What the exercise asks: Say how many lines include the word "itself". Reply with nothing but the number.

Data records
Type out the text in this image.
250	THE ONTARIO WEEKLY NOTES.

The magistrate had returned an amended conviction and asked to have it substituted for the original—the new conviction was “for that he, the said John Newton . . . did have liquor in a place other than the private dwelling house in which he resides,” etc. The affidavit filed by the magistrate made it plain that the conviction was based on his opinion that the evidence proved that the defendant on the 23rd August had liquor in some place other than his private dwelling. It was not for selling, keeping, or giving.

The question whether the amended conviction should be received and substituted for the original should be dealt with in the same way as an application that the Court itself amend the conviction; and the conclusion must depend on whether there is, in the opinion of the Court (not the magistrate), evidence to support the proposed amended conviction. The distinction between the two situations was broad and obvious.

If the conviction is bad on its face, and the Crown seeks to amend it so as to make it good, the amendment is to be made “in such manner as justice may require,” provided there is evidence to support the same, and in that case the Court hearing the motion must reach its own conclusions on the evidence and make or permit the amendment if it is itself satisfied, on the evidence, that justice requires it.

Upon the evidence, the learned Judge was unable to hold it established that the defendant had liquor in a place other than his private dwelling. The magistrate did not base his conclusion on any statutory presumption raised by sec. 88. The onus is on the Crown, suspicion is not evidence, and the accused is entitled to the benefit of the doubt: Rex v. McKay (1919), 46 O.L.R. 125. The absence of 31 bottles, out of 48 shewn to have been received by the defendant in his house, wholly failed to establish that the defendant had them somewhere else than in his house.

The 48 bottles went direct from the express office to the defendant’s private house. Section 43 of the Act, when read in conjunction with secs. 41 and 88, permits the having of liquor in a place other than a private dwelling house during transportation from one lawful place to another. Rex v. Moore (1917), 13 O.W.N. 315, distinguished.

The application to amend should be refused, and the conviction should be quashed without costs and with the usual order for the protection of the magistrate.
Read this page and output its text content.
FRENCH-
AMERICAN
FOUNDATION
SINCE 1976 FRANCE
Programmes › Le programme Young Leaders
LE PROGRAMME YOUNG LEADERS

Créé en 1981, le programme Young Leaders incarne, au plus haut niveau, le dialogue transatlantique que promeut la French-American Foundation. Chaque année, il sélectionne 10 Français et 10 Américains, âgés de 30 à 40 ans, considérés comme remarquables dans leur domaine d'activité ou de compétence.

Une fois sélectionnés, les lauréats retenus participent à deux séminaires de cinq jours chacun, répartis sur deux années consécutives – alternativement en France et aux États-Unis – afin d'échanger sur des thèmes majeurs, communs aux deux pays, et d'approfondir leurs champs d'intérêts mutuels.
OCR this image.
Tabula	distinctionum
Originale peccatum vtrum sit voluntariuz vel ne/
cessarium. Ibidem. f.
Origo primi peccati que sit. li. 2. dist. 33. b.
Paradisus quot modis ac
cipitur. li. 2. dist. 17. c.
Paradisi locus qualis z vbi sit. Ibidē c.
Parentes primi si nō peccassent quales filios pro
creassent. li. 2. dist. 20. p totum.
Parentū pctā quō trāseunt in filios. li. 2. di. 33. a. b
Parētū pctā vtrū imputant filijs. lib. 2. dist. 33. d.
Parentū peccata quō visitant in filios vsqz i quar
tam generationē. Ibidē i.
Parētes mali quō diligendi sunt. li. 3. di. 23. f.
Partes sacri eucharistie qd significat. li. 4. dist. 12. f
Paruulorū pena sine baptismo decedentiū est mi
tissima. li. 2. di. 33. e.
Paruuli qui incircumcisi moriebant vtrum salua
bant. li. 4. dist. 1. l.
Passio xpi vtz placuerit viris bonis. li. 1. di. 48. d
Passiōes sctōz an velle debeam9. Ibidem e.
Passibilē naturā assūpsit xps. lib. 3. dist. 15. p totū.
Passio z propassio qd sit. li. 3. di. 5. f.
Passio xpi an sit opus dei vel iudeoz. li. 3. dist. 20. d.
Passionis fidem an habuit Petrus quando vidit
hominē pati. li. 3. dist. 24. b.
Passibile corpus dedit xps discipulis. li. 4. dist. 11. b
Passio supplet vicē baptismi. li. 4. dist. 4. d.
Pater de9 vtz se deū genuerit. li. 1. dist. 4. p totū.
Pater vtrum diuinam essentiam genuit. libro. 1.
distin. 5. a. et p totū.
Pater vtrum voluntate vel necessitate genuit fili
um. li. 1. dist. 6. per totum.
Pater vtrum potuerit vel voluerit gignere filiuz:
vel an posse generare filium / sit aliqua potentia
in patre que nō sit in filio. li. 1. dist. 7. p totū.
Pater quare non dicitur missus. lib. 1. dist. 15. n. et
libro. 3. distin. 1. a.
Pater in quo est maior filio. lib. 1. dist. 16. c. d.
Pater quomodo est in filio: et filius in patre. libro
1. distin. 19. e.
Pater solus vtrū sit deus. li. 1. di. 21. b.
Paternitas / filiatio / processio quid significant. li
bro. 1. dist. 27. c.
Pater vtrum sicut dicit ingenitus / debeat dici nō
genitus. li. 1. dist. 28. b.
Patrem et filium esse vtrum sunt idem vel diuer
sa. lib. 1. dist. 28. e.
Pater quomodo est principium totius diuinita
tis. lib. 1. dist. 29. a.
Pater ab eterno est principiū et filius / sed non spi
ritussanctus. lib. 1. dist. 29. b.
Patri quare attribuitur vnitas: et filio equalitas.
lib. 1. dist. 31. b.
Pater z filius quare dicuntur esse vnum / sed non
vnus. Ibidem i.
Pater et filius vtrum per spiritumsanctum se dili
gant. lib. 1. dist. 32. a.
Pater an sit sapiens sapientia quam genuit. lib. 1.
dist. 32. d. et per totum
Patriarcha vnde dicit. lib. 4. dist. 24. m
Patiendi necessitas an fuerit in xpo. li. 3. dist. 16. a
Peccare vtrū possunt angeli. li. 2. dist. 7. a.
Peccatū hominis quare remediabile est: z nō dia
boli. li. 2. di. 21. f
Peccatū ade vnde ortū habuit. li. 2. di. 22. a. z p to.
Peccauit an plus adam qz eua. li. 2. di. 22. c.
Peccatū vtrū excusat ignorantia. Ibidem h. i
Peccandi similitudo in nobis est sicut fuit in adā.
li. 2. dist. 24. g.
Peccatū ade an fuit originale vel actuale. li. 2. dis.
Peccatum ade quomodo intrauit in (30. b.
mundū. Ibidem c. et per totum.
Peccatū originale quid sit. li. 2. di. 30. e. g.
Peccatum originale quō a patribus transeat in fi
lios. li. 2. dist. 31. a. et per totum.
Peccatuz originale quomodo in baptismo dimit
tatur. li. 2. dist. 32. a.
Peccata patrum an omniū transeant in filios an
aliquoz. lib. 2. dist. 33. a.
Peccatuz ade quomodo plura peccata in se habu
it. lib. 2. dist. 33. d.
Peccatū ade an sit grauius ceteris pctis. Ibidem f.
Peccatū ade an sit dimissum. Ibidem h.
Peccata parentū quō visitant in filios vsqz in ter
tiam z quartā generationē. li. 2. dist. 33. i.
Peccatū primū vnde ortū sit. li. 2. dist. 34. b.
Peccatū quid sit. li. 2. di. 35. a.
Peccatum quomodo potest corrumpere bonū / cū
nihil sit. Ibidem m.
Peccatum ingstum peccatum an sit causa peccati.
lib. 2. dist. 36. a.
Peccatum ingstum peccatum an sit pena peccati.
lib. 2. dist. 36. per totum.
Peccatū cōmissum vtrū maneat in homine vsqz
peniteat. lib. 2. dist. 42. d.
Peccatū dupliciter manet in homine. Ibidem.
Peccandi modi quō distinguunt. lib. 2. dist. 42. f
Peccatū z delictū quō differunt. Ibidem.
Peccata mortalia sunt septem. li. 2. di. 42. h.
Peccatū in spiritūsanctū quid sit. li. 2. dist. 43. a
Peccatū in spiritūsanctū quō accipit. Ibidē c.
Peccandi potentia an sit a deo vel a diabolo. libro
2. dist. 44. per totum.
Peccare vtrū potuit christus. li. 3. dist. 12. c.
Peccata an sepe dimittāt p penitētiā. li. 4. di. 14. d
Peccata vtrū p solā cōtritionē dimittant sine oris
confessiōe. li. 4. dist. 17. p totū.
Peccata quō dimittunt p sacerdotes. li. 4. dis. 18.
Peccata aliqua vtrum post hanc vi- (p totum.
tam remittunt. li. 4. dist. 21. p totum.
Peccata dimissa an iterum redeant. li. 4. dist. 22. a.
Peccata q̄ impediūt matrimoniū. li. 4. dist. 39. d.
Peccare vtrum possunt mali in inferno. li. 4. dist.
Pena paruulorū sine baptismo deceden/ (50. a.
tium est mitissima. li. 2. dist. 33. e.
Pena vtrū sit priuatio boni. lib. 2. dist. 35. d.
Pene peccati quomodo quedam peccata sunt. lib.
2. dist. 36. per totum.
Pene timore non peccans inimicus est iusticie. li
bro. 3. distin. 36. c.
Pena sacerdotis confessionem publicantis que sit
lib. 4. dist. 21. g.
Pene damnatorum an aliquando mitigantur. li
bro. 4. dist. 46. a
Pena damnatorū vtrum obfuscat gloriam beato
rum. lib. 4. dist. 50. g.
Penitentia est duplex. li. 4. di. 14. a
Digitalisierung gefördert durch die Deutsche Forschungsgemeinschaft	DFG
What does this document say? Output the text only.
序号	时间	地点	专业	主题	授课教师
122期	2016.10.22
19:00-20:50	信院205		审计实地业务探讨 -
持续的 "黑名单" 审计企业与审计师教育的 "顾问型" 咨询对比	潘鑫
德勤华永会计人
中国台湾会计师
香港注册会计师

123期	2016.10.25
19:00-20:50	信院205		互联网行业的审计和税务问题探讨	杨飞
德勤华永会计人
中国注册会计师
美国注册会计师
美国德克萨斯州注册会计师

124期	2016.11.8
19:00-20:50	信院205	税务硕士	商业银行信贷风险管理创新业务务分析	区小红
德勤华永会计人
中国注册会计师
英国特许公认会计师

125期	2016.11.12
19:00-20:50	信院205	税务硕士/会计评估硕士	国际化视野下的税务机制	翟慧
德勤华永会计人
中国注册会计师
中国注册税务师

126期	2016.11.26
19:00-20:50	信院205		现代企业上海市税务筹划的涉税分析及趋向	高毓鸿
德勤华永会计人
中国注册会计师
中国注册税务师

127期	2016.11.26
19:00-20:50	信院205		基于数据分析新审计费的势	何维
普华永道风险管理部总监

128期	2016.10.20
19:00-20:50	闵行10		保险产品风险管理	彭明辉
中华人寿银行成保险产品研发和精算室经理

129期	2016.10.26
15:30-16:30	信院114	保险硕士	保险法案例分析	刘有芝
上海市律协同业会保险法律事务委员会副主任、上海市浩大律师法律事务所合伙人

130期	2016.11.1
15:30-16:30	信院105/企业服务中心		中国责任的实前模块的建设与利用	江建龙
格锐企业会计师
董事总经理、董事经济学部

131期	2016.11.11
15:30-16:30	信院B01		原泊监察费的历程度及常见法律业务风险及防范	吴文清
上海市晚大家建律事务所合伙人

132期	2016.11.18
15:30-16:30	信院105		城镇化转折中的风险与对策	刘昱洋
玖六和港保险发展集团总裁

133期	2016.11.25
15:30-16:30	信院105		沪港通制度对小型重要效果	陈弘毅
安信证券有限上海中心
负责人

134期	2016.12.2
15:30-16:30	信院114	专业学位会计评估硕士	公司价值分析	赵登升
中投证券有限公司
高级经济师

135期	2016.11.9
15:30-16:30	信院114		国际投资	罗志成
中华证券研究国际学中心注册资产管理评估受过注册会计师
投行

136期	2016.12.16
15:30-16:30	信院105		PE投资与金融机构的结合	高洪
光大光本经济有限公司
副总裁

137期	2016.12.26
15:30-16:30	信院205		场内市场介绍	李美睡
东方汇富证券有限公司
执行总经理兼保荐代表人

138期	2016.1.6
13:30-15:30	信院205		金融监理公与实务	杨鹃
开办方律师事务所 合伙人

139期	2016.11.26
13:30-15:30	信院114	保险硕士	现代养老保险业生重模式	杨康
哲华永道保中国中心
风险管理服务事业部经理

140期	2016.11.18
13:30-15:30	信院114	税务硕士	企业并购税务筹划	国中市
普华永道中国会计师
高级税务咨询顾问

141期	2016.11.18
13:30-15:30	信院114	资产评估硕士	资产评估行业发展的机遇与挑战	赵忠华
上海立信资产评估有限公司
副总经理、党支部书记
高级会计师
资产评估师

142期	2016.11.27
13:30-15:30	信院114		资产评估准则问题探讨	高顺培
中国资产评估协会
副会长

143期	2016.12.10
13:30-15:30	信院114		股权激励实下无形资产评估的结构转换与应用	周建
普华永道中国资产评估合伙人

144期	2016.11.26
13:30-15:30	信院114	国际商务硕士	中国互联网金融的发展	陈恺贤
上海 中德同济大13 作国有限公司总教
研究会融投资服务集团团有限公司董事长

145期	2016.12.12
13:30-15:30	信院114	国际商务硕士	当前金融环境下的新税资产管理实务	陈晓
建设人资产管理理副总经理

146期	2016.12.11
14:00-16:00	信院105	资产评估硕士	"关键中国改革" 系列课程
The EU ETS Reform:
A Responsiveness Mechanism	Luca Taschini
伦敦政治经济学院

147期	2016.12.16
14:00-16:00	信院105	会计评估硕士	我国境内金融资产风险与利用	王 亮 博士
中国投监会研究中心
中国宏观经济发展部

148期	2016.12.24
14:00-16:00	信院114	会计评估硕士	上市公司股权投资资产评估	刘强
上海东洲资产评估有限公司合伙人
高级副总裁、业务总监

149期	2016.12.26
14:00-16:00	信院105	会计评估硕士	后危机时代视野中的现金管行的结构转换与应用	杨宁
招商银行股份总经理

Response: 2